━━ Records for the exercise

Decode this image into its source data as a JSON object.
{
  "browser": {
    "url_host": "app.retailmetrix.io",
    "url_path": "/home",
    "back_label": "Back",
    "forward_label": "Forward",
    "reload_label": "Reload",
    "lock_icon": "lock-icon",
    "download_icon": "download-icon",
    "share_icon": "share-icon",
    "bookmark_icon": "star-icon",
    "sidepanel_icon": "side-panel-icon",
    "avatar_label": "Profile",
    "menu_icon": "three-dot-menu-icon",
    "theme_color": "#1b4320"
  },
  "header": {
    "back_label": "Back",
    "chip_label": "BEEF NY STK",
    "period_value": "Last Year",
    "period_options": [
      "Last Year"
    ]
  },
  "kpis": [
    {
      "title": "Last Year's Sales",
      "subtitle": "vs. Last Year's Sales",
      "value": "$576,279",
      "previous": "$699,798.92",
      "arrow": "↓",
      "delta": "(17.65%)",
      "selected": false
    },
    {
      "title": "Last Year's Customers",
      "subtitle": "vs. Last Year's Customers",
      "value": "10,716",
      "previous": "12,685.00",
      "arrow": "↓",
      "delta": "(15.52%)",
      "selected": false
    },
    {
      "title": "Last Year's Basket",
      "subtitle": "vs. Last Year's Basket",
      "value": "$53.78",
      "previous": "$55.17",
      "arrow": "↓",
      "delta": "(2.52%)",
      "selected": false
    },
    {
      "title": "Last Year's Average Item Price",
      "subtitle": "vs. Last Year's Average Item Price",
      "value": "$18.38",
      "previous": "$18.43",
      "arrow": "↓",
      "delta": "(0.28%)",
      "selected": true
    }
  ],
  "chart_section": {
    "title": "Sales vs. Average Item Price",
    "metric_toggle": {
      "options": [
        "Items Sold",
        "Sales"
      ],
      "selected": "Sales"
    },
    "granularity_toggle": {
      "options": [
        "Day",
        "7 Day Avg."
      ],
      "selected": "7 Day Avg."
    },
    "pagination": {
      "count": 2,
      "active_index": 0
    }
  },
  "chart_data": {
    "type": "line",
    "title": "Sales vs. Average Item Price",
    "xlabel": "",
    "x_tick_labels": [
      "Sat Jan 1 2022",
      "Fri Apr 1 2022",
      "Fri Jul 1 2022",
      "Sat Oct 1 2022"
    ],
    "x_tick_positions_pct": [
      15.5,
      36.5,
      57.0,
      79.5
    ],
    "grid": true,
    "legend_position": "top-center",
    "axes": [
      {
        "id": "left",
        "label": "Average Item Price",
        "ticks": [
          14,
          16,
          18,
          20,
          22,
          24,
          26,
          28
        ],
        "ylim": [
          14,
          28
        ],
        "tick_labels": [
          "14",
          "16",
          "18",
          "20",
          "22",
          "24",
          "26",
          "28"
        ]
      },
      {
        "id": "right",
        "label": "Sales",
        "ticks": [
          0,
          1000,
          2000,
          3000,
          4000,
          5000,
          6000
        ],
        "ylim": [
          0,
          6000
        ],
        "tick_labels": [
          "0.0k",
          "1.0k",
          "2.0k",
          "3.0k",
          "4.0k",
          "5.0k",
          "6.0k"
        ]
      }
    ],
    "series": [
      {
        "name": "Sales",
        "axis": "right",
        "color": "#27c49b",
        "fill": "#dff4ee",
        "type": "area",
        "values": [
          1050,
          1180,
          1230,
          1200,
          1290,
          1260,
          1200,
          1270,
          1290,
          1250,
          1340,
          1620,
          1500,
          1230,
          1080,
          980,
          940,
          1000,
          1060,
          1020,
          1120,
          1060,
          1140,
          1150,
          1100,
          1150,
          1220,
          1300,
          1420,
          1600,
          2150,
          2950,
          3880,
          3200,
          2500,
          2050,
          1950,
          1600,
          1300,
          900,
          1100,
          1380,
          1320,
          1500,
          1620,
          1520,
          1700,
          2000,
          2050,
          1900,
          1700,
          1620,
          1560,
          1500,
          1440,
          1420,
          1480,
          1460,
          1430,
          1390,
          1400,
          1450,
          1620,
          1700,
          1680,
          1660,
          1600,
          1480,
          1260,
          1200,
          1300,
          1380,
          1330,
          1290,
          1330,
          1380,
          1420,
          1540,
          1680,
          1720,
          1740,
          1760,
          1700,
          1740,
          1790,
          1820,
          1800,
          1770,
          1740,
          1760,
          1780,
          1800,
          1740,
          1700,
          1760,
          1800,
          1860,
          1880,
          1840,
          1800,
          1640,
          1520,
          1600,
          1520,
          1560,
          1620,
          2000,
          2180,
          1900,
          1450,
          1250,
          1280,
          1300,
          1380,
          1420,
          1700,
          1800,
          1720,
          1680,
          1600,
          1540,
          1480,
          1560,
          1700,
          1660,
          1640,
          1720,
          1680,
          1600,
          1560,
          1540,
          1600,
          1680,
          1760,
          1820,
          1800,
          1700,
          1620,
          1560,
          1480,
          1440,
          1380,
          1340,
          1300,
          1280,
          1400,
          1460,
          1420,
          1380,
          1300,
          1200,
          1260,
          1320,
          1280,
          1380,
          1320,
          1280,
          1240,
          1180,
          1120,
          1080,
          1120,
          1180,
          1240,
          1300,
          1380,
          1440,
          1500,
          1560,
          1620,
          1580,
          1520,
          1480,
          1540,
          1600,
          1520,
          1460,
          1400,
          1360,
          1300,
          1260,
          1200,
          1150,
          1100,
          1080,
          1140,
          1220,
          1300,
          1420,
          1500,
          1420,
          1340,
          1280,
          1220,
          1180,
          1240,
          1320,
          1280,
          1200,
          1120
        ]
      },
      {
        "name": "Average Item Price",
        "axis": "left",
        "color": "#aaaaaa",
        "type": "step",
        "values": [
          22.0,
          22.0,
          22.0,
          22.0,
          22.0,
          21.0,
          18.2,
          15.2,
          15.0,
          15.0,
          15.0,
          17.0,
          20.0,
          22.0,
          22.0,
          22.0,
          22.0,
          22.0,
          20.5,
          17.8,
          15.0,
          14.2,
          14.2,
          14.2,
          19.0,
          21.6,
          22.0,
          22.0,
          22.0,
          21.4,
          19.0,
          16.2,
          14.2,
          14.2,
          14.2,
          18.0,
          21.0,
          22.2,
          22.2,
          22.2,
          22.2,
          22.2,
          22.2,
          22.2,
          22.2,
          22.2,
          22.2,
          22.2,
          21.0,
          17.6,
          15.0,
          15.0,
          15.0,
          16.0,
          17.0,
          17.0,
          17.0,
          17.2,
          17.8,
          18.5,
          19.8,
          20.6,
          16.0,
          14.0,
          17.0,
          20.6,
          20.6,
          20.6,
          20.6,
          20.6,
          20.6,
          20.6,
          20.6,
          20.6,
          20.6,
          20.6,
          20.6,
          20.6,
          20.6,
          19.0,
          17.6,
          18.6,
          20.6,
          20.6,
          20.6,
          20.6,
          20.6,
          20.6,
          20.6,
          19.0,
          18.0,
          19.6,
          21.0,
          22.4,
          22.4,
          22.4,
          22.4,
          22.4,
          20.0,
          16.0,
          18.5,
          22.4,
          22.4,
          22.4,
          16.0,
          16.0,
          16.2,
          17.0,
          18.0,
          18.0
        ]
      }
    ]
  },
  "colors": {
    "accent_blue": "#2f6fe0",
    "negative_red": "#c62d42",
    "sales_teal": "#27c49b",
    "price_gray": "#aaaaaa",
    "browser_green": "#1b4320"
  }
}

━━━━

Given task: Please copy out each record, character for character.

Full output:
Decode this image into its source data as a JSON object.
{
  "browser": {
    "url_host": "app.retailmetrix.io",
    "url_path": "/home",
    "back_label": "Back",
    "forward_label": "Forward",
    "reload_label": "Reload",
    "lock_icon": "lock-icon",
    "download_icon": "download-icon",
    "share_icon": "share-icon",
    "bookmark_icon": "star-icon",
    "sidepanel_icon": "side-panel-icon",
    "avatar_label": "Profile",
    "menu_icon": "three-dot-menu-icon",
    "theme_color": "#1b4320"
  },
  "header": {
    "back_label": "Back",
    "chip_label": "BEEF NY STK",
    "period_value": "Last Year",
    "period_options": [
      "Last Year"
    ]
  },
  "kpis": [
    {
      "title": "Last Year's Sales",
      "subtitle": "vs. Last Year's Sales",
      "value": "$576,279",
      "previous": "$699,798.92",
      "arrow": "↓",
      "delta": "(17.65%)",
      "selected": false
    },
    {
      "title": "Last Year's Customers",
      "subtitle": "vs. Last Year's Customers",
      "value": "10,716",
      "previous": "12,685.00",
      "arrow": "↓",
      "delta": "(15.52%)",
      "selected": false
    },
    {
      "title": "Last Year's Basket",
      "subtitle": "vs. Last Year's Basket",
      "value": "$53.78",
      "previous": "$55.17",
      "arrow": "↓",
      "delta": "(2.52%)",
      "selected": false
    },
    {
      "title": "Last Year's Average Item Price",
      "subtitle": "vs. Last Year's Average Item Price",
      "value": "$18.38",
      "previous": "$18.43",
      "arrow": "↓",
      "delta": "(0.28%)",
      "selected": true
    }
  ],
  "chart_section": {
    "title": "Sales vs. Average Item Price",
    "metric_toggle": {
      "options": [
        "Items Sold",
        "Sales"
      ],
      "selected": "Sales"
    },
    "granularity_toggle": {
      "options": [
        "Day",
        "7 Day Avg."
      ],
      "selected": "7 Day Avg."
    },
    "pagination": {
      "count": 2,
      "active_index": 0
    }
  },
  "chart_data": {
    "type": "line",
    "title": "Sales vs. Average Item Price",
    "xlabel": "",
    "x_tick_labels": [
      "Sat Jan 1 2022",
      "Fri Apr 1 2022",
      "Fri Jul 1 2022",
      "Sat Oct 1 2022"
    ],
    "x_tick_positions_pct": [
      15.5,
      36.5,
      57.0,
      79.5
    ],
    "grid": true,
    "legend_position": "top-center",
    "axes": [
      {
        "id": "left",
        "label": "Average Item Price",
        "ticks": [
          14,
          16,
          18,
          20,
          22,
          24,
          26,
          28
        ],
        "ylim": [
          14,
          28
        ],
        "tick_labels": [
          "14",
          "16",
          "18",
          "20",
          "22",
          "24",
          "26",
          "28"
        ]
      },
      {
        "id": "right",
        "label": "Sales",
        "ticks": [
          0,
          1000,
          2000,
          3000,
          4000,
          5000,
          6000
        ],
        "ylim": [
          0,
          6000
        ],
        "tick_labels": [
          "0.0k",
          "1.0k",
          "2.0k",
          "3.0k",
          "4.0k",
          "5.0k",
          "6.0k"
        ]
      }
    ],
    "series": [
      {
        "name": "Sales",
        "axis": "right",
        "color": "#27c49b",
        "fill": "#dff4ee",
        "type": "area",
        "values": [
          1050,
          1180,
          1230,
          1200,
          1290,
          1260,
          1200,
          1270,
          1290,
          1250,
          1340,
          1620,
          1500,
          1230,
          1080,
          980,
          940,
          1000,
          1060,
          1020,
          1120,
          1060,
          1140,
          1150,
          1100,
          1150,
          1220,
          1300,
          1420,
          1600,
          2150,
          2950,
          3880,
          3200,
          2500,
          2050,
          1950,
          1600,
          1300,
          900,
          1100,
          1380,
          1320,
          1500,
          1620,
          1520,
          1700,
          2000,
          2050,
          1900,
          1700,
          1620,
          1560,
          1500,
          1440,
          1420,
          1480,
          1460,
          1430,
          1390,
          1400,
          1450,
          1620,
          1700,
          1680,
          1660,
          1600,
          1480,
          1260,
          1200,
          1300,
          1380,
          1330,
          1290,
          1330,
          1380,
          1420,
          1540,
          1680,
          1720,
          1740,
          1760,
          1700,
          1740,
          1790,
          1820,
          1800,
          1770,
          1740,
          1760,
          1780,
          1800,
          1740,
          1700,
          1760,
          1800,
          1860,
          1880,
          1840,
          1800,
          1640,
          1520,
          1600,
          1520,
          1560,
          1620,
          2000,
          2180,
          1900,
          1450,
          1250,
          1280,
          1300,
          1380,
          1420,
          1700,
          1800,
          1720,
          1680,
          1600,
          1540,
          1480,
          1560,
          1700,
          1660,
          1640,
          1720,
          1680,
          1600,
          1560,
          1540,
          1600,
          1680,
          1760,
          1820,
          1800,
          1700,
          1620,
          1560,
          1480,
          1440,
          1380,
          1340,
          1300,
          1280,
          1400,
          1460,
          1420,
          1380,
          1300,
          1200,
          1260,
          1320,
          1280,
          1380,
          1320,
          1280,
          1240,
          1180,
          1120,
          1080,
          1120,
          1180,
          1240,
          1300,
          1380,
          1440,
          1500,
          1560,
          1620,
          1580,
          1520,
          1480,
          1540,
          1600,
          1520,
          1460,
          1400,
          1360,
          1300,
          1260,
          1200,
          1150,
          1100,
          1080,
          1140,
          1220,
          1300,
          1420,
          1500,
          1420,
          1340,
          1280,
          1220,
          1180,
          1240,
          1320,
          1280,
          1200,
          1120
        ]
      },
      {
        "name": "Average Item Price",
        "axis": "left",
        "color": "#aaaaaa",
        "type": "step",
        "values": [
          22.0,
          22.0,
          22.0,
          22.0,
          22.0,
          21.0,
          18.2,
          15.2,
          15.0,
          15.0,
          15.0,
          17.0,
          20.0,
          22.0,
          22.0,
          22.0,
          22.0,
          22.0,
          20.5,
          17.8,
          15.0,
          14.2,
          14.2,
          14.2,
          19.0,
          21.6,
          22.0,
          22.0,
          22.0,
          21.4,
          19.0,
          16.2,
          14.2,
          14.2,
          14.2,
          18.0,
          21.0,
          22.2,
          22.2,
          22.2,
          22.2,
          22.2,
          22.2,
          22.2,
          22.2,
          22.2,
          22.2,
          22.2,
          21.0,
          17.6,
          15.0,
          15.0,
          15.0,
          16.0,
          17.0,
          17.0,
          17.0,
          17.2,
          17.8,
          18.5,
          19.8,
          20.6,
          16.0,
          14.0,
          17.0,
          20.6,
          20.6,
          20.6,
          20.6,
          20.6,
          20.6,
          20.6,
          20.6,
          20.6,
          20.6,
          20.6,
          20.6,
          20.6,
          20.6,
          19.0,
          17.6,
          18.6,
          20.6,
          20.6,
          20.6,
          20.6,
          20.6,
          20.6,
          20.6,
          19.0,
          18.0,
          19.6,
          21.0,
          22.4,
          22.4,
          22.4,
          22.4,
          22.4,
          20.0,
          16.0,
          18.5,
          22.4,
          22.4,
          22.4,
          16.0,
          16.0,
          16.2,
          17.0,
          18.0,
          18.0
        ]
      }
    ]
  },
  "colors": {
    "accent_blue": "#2f6fe0",
    "negative_red": "#c62d42",
    "sales_teal": "#27c49b",
    "price_gray": "#aaaaaa",
    "browser_green": "#1b4320"
  }
}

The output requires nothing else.